» **Requirement**
From the listing below, pull out every line where the string "content" appears.

──────────

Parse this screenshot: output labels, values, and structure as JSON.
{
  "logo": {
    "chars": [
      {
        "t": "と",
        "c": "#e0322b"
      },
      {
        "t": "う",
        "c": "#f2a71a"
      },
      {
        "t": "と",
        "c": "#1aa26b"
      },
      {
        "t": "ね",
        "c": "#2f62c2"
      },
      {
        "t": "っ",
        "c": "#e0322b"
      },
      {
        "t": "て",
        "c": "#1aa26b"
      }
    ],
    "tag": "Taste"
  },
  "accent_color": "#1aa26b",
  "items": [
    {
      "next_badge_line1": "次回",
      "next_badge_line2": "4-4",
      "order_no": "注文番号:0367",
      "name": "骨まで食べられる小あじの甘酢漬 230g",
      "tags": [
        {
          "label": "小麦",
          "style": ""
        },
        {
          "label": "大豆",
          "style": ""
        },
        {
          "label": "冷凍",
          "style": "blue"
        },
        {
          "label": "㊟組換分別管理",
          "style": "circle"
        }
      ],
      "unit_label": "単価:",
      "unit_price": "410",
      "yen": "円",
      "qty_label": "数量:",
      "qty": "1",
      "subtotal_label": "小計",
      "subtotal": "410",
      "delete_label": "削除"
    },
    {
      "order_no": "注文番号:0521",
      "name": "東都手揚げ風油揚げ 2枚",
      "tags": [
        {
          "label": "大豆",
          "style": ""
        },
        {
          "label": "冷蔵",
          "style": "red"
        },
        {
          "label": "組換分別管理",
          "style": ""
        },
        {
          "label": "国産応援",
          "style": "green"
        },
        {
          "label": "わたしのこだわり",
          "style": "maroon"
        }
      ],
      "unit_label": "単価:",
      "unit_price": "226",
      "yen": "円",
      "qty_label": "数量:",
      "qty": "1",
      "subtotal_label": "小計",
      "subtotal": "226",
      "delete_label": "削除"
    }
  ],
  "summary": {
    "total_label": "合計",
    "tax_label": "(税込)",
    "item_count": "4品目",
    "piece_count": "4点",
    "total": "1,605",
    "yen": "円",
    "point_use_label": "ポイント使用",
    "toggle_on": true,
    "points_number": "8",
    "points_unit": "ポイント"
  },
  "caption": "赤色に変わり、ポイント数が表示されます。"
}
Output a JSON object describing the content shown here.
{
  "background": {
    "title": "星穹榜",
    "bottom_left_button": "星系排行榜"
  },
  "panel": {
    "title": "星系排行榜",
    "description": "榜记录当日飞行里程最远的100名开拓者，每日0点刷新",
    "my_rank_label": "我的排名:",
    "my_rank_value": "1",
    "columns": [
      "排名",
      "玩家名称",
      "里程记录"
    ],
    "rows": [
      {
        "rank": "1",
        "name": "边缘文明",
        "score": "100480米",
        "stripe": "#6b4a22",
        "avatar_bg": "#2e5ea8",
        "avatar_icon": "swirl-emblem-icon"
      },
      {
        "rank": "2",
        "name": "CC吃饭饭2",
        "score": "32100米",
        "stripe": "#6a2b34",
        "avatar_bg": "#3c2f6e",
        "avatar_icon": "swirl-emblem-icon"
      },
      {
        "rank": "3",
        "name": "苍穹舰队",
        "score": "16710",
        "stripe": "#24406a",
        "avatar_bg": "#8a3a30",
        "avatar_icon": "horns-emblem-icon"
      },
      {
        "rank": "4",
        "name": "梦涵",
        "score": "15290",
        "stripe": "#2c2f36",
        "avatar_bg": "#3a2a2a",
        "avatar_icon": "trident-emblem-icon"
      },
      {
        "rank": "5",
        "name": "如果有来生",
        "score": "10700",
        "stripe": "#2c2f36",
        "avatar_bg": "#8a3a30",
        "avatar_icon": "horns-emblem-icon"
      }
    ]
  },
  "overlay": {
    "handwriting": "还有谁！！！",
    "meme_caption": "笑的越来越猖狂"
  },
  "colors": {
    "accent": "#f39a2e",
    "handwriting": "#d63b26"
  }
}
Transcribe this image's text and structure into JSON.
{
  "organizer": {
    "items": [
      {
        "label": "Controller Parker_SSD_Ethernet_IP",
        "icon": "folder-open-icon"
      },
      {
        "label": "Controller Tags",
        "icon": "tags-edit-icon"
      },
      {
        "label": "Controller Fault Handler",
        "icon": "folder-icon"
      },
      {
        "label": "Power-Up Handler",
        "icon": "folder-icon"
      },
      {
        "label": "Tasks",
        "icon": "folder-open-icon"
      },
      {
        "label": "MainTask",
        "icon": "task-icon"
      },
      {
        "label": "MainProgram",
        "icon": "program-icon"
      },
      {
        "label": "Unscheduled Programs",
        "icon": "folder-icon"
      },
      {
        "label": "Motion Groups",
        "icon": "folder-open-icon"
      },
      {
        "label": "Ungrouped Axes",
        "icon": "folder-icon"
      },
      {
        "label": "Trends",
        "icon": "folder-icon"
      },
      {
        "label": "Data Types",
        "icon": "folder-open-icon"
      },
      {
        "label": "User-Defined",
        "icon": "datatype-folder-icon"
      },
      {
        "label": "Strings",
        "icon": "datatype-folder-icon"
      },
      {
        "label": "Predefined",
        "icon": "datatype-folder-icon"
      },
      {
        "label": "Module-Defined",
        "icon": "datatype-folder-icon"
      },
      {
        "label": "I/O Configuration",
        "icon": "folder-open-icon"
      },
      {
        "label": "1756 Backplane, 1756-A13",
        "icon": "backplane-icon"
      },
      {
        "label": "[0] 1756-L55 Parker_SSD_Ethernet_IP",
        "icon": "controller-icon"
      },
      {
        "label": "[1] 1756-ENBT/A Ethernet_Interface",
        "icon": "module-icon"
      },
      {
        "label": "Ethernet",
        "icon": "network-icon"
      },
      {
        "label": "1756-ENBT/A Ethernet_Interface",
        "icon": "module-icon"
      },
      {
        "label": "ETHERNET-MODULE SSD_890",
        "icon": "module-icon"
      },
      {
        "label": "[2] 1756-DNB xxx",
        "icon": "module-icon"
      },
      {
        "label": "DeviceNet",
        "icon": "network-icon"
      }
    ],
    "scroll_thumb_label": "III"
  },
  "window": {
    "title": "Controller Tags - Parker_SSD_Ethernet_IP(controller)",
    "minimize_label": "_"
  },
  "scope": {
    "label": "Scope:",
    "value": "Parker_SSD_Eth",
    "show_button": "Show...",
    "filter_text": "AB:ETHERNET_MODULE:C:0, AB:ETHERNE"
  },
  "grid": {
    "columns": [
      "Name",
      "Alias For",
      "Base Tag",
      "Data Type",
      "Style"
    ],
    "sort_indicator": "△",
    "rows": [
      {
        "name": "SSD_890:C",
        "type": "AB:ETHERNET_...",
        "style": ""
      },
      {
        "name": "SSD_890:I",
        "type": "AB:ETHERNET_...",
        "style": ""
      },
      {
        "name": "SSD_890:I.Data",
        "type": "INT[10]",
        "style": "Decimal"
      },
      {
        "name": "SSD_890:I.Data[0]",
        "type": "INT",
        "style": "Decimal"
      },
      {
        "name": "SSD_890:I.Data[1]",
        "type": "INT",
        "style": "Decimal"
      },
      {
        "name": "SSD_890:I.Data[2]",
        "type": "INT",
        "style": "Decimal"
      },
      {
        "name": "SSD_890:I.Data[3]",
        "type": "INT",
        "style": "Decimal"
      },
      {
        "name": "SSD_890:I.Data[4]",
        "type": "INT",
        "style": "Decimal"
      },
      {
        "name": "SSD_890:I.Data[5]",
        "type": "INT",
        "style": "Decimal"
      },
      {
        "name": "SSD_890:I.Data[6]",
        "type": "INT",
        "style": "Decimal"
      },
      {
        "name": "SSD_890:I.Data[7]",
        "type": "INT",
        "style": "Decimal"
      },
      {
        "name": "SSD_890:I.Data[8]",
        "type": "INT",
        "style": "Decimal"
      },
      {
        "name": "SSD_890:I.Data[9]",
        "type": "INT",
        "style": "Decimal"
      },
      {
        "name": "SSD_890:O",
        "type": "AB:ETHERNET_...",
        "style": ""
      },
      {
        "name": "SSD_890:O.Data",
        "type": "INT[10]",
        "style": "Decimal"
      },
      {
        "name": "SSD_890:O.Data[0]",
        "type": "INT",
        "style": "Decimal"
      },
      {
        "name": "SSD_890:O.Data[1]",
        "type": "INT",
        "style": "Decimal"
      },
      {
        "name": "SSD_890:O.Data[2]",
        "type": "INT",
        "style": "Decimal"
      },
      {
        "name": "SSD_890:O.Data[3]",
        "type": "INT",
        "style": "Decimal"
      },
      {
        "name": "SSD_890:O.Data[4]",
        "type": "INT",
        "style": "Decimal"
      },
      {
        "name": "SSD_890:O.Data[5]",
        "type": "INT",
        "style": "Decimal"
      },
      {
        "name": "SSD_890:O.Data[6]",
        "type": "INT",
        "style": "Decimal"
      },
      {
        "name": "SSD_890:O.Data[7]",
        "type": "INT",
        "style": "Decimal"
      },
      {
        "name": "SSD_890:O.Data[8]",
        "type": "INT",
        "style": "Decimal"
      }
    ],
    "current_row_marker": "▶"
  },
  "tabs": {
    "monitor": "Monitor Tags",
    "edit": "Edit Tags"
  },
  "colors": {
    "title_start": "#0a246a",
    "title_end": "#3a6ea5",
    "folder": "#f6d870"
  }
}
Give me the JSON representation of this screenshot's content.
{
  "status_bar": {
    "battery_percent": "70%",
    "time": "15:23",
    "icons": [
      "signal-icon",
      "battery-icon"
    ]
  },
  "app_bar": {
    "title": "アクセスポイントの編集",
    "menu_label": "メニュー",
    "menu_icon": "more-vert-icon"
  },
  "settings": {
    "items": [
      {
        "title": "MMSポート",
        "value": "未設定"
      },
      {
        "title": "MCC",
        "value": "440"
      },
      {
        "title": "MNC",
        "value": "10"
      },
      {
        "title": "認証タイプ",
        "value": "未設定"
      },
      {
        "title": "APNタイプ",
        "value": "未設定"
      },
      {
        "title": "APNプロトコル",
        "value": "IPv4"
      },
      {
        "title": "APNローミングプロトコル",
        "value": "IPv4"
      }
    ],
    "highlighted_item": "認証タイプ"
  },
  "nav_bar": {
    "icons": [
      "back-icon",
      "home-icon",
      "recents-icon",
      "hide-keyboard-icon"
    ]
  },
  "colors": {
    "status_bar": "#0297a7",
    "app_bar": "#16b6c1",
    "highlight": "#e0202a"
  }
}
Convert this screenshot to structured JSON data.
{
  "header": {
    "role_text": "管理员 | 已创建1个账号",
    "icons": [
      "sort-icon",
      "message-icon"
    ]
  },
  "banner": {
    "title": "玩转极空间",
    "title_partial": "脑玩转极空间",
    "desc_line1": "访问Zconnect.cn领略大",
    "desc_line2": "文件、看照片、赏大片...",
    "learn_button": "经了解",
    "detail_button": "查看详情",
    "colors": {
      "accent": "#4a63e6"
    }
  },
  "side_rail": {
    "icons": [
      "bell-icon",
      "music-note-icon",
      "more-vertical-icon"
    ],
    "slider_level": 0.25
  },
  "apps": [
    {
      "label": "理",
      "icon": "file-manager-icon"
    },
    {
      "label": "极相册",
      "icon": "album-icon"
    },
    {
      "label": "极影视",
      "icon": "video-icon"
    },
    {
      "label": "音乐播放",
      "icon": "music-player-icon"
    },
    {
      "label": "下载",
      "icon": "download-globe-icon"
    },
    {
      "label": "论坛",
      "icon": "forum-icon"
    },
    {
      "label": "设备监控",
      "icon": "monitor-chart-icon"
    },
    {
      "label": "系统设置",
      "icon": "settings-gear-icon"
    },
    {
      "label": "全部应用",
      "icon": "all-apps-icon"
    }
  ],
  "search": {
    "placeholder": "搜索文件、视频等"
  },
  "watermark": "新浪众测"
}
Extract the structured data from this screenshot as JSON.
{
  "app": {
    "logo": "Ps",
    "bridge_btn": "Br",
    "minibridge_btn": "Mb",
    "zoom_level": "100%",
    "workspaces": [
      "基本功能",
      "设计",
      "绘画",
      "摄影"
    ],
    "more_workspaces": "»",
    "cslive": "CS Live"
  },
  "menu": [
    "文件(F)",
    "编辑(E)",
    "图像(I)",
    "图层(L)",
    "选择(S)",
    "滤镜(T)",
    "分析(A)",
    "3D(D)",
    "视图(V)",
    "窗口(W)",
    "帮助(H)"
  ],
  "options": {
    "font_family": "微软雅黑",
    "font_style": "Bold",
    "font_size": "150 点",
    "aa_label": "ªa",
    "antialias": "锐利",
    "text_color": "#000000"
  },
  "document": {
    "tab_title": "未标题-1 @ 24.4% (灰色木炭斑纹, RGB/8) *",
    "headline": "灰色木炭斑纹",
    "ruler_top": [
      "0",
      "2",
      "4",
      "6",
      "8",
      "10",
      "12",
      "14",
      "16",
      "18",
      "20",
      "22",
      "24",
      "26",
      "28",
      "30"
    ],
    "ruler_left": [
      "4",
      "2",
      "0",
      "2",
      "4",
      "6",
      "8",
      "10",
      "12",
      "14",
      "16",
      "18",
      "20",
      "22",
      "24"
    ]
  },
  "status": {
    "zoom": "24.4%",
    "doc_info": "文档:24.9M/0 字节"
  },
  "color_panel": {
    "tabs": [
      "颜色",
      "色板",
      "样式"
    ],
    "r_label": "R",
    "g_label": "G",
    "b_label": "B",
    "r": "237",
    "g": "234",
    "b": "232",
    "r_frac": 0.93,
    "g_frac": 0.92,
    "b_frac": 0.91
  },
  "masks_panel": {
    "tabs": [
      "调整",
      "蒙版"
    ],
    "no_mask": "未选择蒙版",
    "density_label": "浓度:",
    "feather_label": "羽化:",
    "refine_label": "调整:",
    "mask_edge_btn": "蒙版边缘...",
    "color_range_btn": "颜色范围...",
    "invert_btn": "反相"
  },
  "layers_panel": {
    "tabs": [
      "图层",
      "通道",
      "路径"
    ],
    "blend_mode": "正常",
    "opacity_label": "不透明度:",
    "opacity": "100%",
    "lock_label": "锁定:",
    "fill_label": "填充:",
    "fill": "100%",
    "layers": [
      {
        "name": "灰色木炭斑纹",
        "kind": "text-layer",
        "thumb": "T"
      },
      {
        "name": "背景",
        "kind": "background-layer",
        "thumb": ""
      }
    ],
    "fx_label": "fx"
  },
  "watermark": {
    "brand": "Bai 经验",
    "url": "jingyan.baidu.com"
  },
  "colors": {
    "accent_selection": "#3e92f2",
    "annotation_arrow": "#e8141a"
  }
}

──────────

» **Completed exercise**
Output a JSON object describing the content shown here.
Give me the JSON representation of this screenshot's content.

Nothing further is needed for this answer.